*** Raw data ***
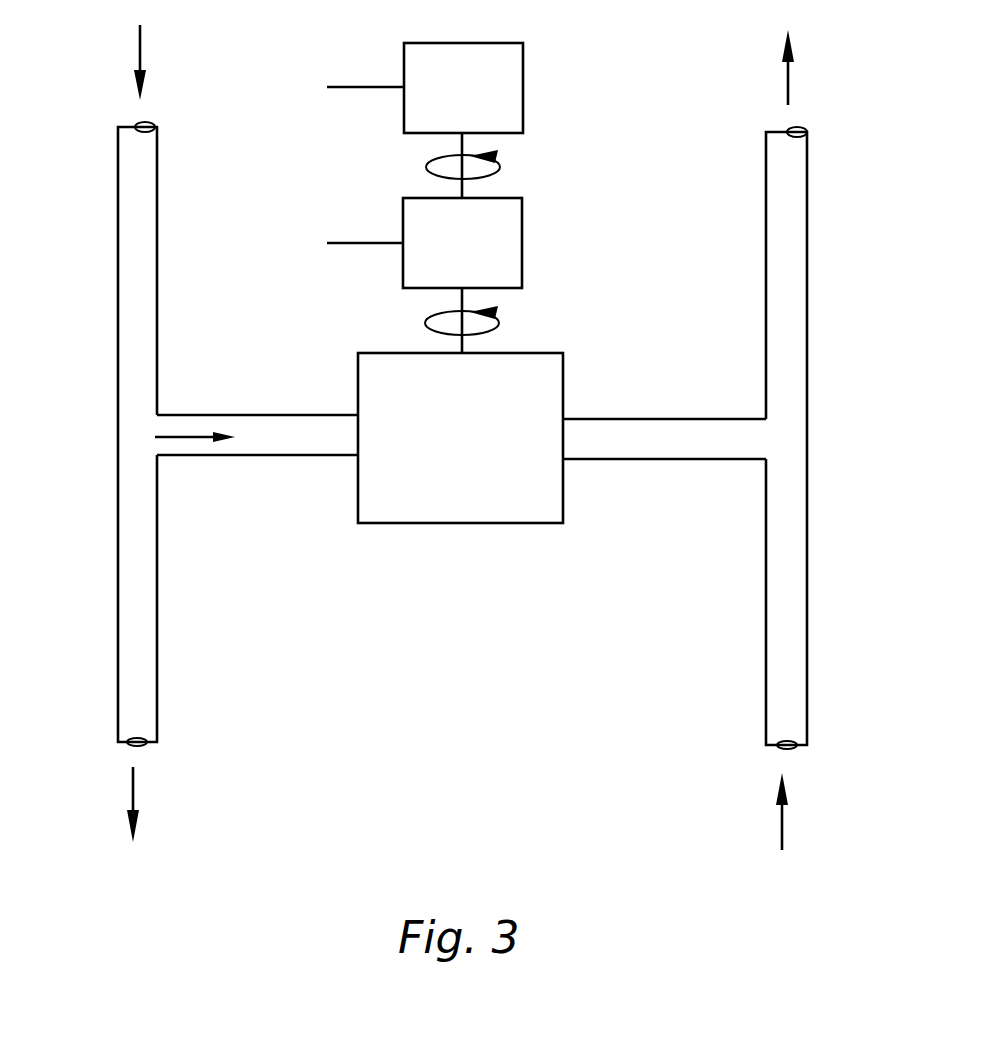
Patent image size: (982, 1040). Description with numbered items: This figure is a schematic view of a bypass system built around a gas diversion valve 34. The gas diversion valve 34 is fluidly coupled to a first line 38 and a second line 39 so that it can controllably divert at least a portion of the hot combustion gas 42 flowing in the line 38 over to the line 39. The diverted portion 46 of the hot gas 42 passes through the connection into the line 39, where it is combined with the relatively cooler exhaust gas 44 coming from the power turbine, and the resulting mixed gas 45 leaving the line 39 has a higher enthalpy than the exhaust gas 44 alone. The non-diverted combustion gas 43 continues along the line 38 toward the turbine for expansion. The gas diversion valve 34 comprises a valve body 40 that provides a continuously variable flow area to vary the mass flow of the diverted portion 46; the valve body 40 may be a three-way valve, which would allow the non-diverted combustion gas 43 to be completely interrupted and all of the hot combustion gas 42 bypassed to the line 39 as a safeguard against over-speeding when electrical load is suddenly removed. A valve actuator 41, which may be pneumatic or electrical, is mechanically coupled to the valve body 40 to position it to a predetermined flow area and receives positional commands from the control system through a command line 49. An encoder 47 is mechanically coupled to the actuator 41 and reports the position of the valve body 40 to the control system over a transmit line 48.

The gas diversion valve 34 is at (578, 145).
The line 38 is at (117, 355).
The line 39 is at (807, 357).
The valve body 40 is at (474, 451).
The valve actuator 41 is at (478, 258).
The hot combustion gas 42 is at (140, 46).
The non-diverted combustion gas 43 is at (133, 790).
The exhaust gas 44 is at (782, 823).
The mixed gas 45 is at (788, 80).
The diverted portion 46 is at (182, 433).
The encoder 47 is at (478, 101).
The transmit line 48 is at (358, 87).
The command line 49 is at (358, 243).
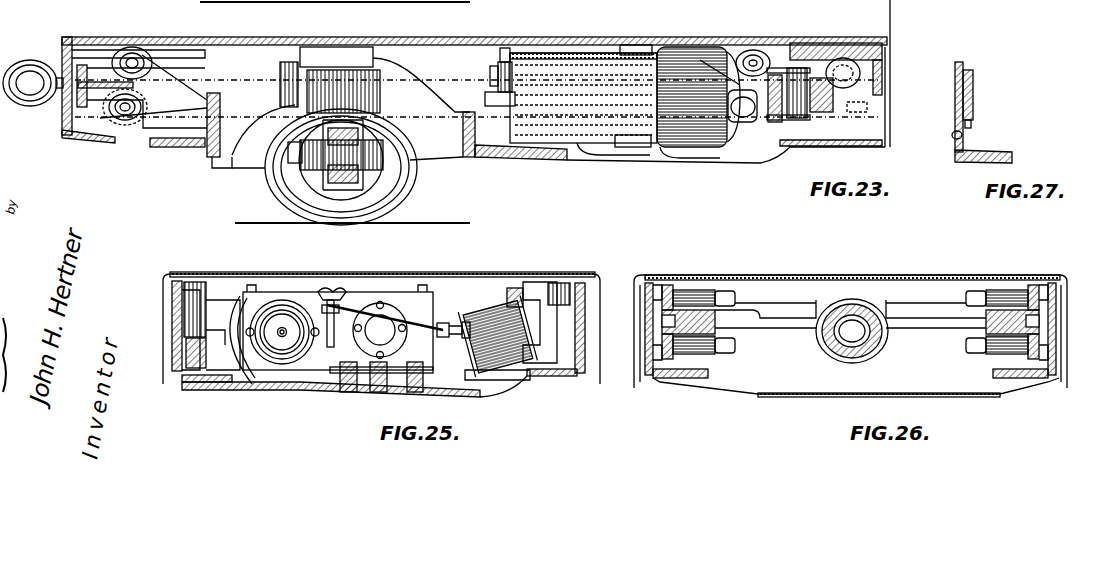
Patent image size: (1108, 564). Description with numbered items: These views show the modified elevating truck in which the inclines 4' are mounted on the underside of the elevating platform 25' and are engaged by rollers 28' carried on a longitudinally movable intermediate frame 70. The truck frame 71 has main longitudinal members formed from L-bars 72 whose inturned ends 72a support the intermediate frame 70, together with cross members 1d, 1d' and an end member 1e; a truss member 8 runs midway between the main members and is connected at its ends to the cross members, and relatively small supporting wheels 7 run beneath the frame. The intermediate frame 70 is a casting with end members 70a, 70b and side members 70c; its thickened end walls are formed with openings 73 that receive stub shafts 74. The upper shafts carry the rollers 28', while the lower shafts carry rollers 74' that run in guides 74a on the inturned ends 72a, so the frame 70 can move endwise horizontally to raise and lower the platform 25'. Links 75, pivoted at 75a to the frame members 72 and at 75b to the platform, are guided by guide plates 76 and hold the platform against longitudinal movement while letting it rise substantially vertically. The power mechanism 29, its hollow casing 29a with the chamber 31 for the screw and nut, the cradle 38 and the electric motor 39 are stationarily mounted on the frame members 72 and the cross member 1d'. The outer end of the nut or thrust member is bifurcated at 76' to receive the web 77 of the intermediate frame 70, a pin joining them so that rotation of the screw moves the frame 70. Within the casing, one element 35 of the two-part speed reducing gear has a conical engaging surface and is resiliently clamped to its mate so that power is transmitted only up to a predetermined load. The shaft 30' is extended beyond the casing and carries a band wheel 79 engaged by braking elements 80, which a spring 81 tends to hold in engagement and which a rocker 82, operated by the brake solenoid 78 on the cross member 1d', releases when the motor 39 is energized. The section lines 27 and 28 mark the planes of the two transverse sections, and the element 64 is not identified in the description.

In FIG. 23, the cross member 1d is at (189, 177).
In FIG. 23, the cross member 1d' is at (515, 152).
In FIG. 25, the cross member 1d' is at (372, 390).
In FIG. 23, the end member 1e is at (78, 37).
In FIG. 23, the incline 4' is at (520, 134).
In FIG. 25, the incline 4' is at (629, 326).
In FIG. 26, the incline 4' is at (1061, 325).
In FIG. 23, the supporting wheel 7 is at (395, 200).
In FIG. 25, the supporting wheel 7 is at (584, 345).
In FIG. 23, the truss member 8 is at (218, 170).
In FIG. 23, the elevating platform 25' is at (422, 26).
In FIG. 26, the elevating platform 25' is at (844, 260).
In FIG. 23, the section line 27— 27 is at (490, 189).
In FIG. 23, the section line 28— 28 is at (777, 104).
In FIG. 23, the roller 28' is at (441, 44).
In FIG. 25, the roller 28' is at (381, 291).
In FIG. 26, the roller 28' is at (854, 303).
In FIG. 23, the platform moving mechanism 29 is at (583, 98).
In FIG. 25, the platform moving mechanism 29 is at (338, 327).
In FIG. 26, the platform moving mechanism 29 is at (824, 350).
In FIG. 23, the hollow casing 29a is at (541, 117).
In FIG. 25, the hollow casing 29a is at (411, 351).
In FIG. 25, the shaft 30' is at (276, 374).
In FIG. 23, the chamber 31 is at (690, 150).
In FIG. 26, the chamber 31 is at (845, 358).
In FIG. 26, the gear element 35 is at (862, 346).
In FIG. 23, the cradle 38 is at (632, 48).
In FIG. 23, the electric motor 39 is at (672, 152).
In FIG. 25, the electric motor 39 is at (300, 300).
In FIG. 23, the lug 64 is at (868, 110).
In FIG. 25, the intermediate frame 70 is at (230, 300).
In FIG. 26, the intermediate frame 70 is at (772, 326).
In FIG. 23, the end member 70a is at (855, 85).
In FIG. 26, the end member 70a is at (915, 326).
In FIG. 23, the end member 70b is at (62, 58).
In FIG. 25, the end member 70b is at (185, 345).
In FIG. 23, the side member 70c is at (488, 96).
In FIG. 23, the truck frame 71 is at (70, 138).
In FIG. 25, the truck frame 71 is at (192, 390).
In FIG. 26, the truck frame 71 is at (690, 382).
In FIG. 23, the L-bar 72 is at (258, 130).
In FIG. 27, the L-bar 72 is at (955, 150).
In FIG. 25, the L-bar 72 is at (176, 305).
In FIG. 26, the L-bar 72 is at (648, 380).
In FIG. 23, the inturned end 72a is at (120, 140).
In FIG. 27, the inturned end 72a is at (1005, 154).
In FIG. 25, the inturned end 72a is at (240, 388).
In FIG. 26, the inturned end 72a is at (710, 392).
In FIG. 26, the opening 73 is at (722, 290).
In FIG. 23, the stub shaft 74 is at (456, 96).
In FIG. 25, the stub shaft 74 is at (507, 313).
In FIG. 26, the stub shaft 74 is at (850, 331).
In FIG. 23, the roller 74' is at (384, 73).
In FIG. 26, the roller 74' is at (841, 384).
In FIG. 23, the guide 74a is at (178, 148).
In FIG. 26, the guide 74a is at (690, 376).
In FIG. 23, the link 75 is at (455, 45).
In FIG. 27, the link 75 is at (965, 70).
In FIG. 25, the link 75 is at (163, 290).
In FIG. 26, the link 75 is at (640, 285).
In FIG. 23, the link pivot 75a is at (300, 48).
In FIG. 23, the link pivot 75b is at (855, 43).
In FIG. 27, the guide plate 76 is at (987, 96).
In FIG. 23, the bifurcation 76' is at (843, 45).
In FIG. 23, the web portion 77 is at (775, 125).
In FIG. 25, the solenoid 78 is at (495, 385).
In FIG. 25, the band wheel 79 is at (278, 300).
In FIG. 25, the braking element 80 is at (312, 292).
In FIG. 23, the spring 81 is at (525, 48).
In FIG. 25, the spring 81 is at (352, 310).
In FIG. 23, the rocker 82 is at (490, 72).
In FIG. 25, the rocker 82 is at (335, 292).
***
Output every line of all the items above as one numbered list, without the pictures or any blank lines.

1. Patent image size: (982, 1040). Description with numbered items: This figure is a schematic view of a bypass system built around a gas diversion valve 34. The gas diversion valve 34 is fluidly coupled to a first line 38 and a second line 39 so that it can controllably divert at least a portion of the hot combustion gas 42 flowing in the line 38 over to the line 39. The diverted portion 46 of the hot gas 42 passes through the connection into the line 39, where it is combined with the relatively cooler exhaust gas 44 coming from the power turbine, and the resulting mixed gas 45 leaving the line 39 has a higher enthalpy than the exhaust gas 44 alone. The non-diverted combustion gas 43 continues along the line 38 toward the turbine for expansion. The gas diversion valve 34 comprises a valve body 40 that provides a continuously variable flow area to vary the mass flow of the diverted portion 46; the valve body 40 may be a three-way valve, which would allow the non-diverted combustion gas 43 to be completely interrupted and all of the hot combustion gas 42 bypassed to the line 39 as a safeguard against over-speeding when electrical load is suddenly removed. A valve actuator 41, which may be pneumatic or electrical, is mechanically coupled to the valve body 40 to position it to a predetermined flow area and receives positional commands from the control system through a command line 49. An encoder 47 is mechanically coupled to the actuator 41 and reports the position of the valve body 40 to the control system over a transmit line 48.
2. The gas diversion valve 34 is at (578, 145).
3. The line 38 is at (117, 355).
4. The line 39 is at (807, 357).
5. The valve body 40 is at (474, 451).
6. The valve actuator 41 is at (478, 258).
7. The hot combustion gas 42 is at (140, 46).
8. The non-diverted combustion gas 43 is at (133, 790).
9. The exhaust gas 44 is at (782, 823).
10. The mixed gas 45 is at (788, 80).
11. The diverted portion 46 is at (182, 433).
12. The encoder 47 is at (478, 101).
13. The transmit line 48 is at (358, 87).
14. The command line 49 is at (358, 243).
15. Patent image size: (1108, 564). Description with numbered items: These views show the modified elevating truck in which the inclines 4' are mounted on the underside of the elevating platform 25' and are engaged by rollers 28' carried on a longitudinally movable intermediate frame 70. The truck frame 71 has main longitudinal members formed from L-bars 72 whose inturned ends 72a support the intermediate frame 70, together with cross members 1d, 1d' and an end member 1e; a truss member 8 runs midway between the main members and is connected at its ends to the cross members, and relatively small supporting wheels 7 run beneath the frame. The intermediate frame 70 is a casting with end members 70a, 70b and side members 70c; its thickened end walls are formed with openings 73 that receive stub shafts 74. The upper shafts carry the rollers 28', while the lower shafts carry rollers 74' that run in guides 74a on the inturned ends 72a, so the frame 70 can move endwise horizontally to raise and lower the platform 25'. Links 75, pivoted at 75a to the frame members 72 and at 75b to the platform, are guided by guide plates 76 and hold the platform against longitudinal movement while letting it rise substantially vertically. The power mechanism 29, its hollow casing 29a with the chamber 31 for the screw and nut, the cradle 38 and the electric motor 39 are stationarily mounted on the frame members 72 and the cross member 1d'. The outer end of the nut or thrust member is bifurcated at 76' to receive the web 77 of the intermediate frame 70, a pin joining them so that rotation of the screw moves the frame 70. Within the casing, one element 35 of the two-part speed reducing gear has a conical engaging surface and is resiliently clamped to its mate so that power is transmitted only up to a predetermined load. The shaft 30' is extended beyond the casing and carries a band wheel 79 engaged by braking elements 80, which a spring 81 tends to hold in engagement and which a rocker 82, operated by the brake solenoid 78 on the cross member 1d', releases when the motor 39 is energized. The section lines 27 and 28 mark the planes of the two transverse sections, and the element 64 is not identified in the description.
16. In FIG. 23, the cross member 1d is at (189, 177).
17. In FIG. 23, the cross member 1d' is at (515, 152).
18. In FIG. 25, the cross member 1d' is at (372, 390).
19. In FIG. 23, the end member 1e is at (78, 37).
20. In FIG. 23, the incline 4' is at (520, 134).
21. In FIG. 25, the incline 4' is at (629, 326).
22. In FIG. 26, the incline 4' is at (1061, 325).
23. In FIG. 23, the supporting wheel 7 is at (395, 200).
24. In FIG. 25, the supporting wheel 7 is at (584, 345).
25. In FIG. 23, the truss member 8 is at (218, 170).
26. In FIG. 23, the elevating platform 25' is at (422, 26).
27. In FIG. 26, the elevating platform 25' is at (844, 260).
28. In FIG. 23, the section line 27— 27 is at (490, 189).
29. In FIG. 23, the section line 28— 28 is at (777, 104).
30. In FIG. 23, the roller 28' is at (441, 44).
31. In FIG. 25, the roller 28' is at (381, 291).
32. In FIG. 26, the roller 28' is at (854, 303).
33. In FIG. 23, the platform moving mechanism 29 is at (583, 98).
34. In FIG. 25, the platform moving mechanism 29 is at (338, 327).
35. In FIG. 26, the platform moving mechanism 29 is at (824, 350).
36. In FIG. 23, the hollow casing 29a is at (541, 117).
37. In FIG. 25, the hollow casing 29a is at (411, 351).
38. In FIG. 25, the shaft 30' is at (276, 374).
39. In FIG. 23, the chamber 31 is at (690, 150).
40. In FIG. 26, the chamber 31 is at (845, 358).
41. In FIG. 26, the gear element 35 is at (862, 346).
42. In FIG. 23, the cradle 38 is at (632, 48).
43. In FIG. 23, the electric motor 39 is at (672, 152).
44. In FIG. 25, the electric motor 39 is at (300, 300).
45. In FIG. 23, the lug 64 is at (868, 110).
46. In FIG. 25, the intermediate frame 70 is at (230, 300).
47. In FIG. 26, the intermediate frame 70 is at (772, 326).
48. In FIG. 23, the end member 70a is at (855, 85).
49. In FIG. 26, the end member 70a is at (915, 326).
50. In FIG. 23, the end member 70b is at (62, 58).
51. In FIG. 25, the end member 70b is at (185, 345).
52. In FIG. 23, the side member 70c is at (488, 96).
53. In FIG. 23, the truck frame 71 is at (70, 138).
54. In FIG. 25, the truck frame 71 is at (192, 390).
55. In FIG. 26, the truck frame 71 is at (690, 382).
56. In FIG. 23, the L-bar 72 is at (258, 130).
57. In FIG. 27, the L-bar 72 is at (955, 150).
58. In FIG. 25, the L-bar 72 is at (176, 305).
59. In FIG. 26, the L-bar 72 is at (648, 380).
60. In FIG. 23, the inturned end 72a is at (120, 140).
61. In FIG. 27, the inturned end 72a is at (1005, 154).
62. In FIG. 25, the inturned end 72a is at (240, 388).
63. In FIG. 26, the inturned end 72a is at (710, 392).
64. In FIG. 26, the opening 73 is at (722, 290).
65. In FIG. 23, the stub shaft 74 is at (456, 96).
66. In FIG. 25, the stub shaft 74 is at (507, 313).
67. In FIG. 26, the stub shaft 74 is at (850, 331).
68. In FIG. 23, the roller 74' is at (384, 73).
69. In FIG. 26, the roller 74' is at (841, 384).
70. In FIG. 23, the guide 74a is at (178, 148).
71. In FIG. 26, the guide 74a is at (690, 376).
72. In FIG. 23, the link 75 is at (455, 45).
73. In FIG. 27, the link 75 is at (965, 70).
74. In FIG. 25, the link 75 is at (163, 290).
75. In FIG. 26, the link 75 is at (640, 285).
76. In FIG. 23, the link pivot 75a is at (300, 48).
77. In FIG. 23, the link pivot 75b is at (855, 43).
78. In FIG. 27, the guide plate 76 is at (987, 96).
79. In FIG. 23, the bifurcation 76' is at (843, 45).
80. In FIG. 23, the web portion 77 is at (775, 125).
81. In FIG. 25, the solenoid 78 is at (495, 385).
82. In FIG. 25, the band wheel 79 is at (278, 300).
83. In FIG. 25, the braking element 80 is at (312, 292).
84. In FIG. 23, the spring 81 is at (525, 48).
85. In FIG. 25, the spring 81 is at (352, 310).
86. In FIG. 23, the rocker 82 is at (490, 72).
87. In FIG. 25, the rocker 82 is at (335, 292).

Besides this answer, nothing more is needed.